## JOB
Scan the material for the word "Axles", and copy each line where it shows up.

Dataset items
+++++

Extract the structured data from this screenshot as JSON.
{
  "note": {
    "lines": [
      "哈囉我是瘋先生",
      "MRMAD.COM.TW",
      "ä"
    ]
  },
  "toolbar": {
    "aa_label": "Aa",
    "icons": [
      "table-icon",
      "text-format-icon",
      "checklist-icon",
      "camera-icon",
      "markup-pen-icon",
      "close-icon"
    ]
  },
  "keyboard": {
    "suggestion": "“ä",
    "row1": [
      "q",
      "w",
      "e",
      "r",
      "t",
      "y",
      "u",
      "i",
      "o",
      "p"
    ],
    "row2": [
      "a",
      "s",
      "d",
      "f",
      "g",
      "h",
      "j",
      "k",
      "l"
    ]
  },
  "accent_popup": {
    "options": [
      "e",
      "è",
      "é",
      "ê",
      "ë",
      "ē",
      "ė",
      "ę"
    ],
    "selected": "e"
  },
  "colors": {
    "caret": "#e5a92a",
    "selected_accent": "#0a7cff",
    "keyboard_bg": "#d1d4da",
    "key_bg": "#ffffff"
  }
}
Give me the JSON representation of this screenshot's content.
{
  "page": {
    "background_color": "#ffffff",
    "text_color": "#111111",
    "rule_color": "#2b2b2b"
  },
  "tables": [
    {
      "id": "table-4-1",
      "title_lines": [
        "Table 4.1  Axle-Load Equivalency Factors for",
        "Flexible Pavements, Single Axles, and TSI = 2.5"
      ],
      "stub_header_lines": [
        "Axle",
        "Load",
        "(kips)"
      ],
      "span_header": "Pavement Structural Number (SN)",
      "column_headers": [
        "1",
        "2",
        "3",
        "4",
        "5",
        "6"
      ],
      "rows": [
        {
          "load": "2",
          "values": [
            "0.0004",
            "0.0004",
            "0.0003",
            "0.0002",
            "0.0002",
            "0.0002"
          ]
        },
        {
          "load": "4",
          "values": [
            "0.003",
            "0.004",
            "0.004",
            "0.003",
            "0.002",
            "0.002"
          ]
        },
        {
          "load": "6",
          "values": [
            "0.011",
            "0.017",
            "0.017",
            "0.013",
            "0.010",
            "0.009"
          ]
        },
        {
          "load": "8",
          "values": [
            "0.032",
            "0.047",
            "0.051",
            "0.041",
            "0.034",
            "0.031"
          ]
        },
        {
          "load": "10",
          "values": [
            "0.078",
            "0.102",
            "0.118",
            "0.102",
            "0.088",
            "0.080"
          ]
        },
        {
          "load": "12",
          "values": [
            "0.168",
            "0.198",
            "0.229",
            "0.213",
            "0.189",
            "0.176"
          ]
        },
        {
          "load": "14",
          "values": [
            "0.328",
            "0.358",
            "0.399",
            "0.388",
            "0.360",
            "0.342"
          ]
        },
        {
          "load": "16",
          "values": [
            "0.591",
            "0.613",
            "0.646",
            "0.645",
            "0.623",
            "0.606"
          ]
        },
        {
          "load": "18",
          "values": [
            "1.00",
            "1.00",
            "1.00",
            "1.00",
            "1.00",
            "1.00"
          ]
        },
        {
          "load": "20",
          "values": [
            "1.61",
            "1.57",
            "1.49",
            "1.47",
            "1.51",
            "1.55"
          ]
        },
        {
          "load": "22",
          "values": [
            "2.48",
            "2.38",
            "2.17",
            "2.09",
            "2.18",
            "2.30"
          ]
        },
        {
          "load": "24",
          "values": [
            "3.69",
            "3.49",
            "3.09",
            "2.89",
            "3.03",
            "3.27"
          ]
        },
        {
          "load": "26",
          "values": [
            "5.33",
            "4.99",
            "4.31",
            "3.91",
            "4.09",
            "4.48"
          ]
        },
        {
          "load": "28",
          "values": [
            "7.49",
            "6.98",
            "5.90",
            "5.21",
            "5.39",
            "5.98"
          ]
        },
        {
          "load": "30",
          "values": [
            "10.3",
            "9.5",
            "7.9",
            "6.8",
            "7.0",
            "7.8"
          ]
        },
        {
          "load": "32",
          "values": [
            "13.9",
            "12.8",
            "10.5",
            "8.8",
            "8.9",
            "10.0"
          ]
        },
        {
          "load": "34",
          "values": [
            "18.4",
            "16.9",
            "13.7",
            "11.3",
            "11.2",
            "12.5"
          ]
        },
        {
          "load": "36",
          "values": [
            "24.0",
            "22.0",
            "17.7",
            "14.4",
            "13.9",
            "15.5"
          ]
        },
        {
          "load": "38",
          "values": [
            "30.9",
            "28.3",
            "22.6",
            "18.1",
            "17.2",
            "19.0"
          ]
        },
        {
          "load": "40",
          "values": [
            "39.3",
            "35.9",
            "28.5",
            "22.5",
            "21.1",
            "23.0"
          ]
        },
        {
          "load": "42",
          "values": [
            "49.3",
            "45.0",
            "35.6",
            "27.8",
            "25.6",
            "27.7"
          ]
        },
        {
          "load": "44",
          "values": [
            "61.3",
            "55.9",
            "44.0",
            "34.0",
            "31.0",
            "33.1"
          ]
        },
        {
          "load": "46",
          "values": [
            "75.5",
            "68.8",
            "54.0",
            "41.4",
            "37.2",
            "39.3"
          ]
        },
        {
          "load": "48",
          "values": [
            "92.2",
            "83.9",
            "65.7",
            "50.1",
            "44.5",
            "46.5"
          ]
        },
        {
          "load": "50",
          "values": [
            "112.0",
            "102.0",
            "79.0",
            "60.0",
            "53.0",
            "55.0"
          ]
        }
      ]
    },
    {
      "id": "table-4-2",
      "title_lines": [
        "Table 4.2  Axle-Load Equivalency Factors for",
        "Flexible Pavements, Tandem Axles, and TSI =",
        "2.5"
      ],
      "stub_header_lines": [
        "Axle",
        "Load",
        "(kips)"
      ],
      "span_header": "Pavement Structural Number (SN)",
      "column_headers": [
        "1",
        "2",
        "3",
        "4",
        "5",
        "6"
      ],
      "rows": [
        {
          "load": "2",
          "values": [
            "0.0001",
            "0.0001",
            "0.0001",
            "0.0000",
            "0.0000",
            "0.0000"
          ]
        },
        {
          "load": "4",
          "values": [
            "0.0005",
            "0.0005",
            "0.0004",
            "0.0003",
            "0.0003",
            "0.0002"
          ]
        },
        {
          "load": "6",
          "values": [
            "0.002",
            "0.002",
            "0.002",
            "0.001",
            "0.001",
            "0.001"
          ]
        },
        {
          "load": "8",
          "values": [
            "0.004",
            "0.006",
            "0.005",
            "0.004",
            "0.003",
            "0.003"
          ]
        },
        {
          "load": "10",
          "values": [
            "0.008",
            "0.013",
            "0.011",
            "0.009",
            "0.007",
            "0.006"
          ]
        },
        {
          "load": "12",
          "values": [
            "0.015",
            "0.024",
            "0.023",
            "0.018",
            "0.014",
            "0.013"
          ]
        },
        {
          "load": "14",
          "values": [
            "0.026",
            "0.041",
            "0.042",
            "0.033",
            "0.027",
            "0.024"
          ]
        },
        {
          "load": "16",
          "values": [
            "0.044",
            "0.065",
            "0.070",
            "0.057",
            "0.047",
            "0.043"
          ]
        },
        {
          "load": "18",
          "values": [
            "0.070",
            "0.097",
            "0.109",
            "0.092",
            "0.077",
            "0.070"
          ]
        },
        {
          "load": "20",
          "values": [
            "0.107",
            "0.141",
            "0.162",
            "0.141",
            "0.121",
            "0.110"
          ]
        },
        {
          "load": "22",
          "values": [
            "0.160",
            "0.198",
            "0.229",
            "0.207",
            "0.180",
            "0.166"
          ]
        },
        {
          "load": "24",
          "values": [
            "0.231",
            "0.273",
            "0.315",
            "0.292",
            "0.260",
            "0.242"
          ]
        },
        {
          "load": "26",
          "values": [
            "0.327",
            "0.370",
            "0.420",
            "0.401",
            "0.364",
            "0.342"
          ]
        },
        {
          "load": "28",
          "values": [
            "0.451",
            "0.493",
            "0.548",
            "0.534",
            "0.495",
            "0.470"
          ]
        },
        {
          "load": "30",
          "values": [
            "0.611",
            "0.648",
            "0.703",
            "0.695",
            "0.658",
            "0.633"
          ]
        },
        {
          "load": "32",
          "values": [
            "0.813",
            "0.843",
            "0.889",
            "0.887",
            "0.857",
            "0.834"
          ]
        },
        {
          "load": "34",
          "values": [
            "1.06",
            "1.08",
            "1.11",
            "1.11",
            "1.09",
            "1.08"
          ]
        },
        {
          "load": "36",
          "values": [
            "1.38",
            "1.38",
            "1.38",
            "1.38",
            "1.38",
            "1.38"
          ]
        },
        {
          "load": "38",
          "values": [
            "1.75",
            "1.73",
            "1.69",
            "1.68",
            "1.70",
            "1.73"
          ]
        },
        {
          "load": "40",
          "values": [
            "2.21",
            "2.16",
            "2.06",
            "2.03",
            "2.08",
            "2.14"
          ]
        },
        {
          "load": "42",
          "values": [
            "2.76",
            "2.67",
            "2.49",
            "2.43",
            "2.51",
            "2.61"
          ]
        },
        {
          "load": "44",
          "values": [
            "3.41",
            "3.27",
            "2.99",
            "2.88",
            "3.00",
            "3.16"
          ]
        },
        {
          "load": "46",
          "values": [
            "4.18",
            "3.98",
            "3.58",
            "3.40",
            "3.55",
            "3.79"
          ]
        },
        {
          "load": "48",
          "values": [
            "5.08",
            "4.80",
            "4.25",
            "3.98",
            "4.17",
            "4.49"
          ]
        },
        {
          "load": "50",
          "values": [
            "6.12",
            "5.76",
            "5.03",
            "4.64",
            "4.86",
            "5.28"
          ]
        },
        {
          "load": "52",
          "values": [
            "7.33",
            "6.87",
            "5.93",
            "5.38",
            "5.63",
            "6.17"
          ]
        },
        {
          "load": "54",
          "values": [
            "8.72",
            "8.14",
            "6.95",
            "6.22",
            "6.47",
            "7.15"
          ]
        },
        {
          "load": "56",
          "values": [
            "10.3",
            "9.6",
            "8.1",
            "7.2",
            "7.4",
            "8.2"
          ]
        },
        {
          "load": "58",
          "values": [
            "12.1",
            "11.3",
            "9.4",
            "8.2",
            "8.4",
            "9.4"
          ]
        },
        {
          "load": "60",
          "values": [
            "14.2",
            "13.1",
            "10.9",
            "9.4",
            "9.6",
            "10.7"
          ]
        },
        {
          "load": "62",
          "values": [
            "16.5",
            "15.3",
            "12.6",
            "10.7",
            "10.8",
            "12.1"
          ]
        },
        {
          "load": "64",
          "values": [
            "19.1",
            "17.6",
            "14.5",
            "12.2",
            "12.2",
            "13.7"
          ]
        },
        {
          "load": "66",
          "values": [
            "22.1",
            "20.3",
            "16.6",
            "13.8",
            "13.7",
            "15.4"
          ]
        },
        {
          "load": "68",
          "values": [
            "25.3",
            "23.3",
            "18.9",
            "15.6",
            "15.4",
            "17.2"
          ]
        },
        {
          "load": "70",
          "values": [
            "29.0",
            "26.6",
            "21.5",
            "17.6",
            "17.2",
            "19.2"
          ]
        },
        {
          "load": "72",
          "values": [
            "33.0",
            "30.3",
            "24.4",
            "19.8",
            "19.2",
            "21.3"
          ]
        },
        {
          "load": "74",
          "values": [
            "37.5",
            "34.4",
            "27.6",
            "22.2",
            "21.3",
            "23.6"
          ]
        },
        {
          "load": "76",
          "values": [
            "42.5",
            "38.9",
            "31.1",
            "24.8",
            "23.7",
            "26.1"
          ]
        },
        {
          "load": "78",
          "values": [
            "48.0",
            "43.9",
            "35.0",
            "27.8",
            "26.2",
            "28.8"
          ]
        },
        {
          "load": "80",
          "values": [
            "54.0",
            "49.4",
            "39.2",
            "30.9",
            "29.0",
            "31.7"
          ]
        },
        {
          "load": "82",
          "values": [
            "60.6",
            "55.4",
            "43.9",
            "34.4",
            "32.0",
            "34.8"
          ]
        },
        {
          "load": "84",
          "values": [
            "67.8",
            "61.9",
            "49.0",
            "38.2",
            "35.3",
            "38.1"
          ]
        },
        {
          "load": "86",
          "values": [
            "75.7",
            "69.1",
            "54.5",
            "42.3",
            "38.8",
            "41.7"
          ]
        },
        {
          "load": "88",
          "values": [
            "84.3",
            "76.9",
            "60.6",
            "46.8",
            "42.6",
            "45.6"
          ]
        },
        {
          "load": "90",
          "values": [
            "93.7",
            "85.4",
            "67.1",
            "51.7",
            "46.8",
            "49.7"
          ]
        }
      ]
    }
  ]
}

+++++

## ANSWER BELOW
        "Flexible Pavements, Single Axles, and TSI = 2.5"
        "Flexible Pavements, Tandem Axles, and TSI =",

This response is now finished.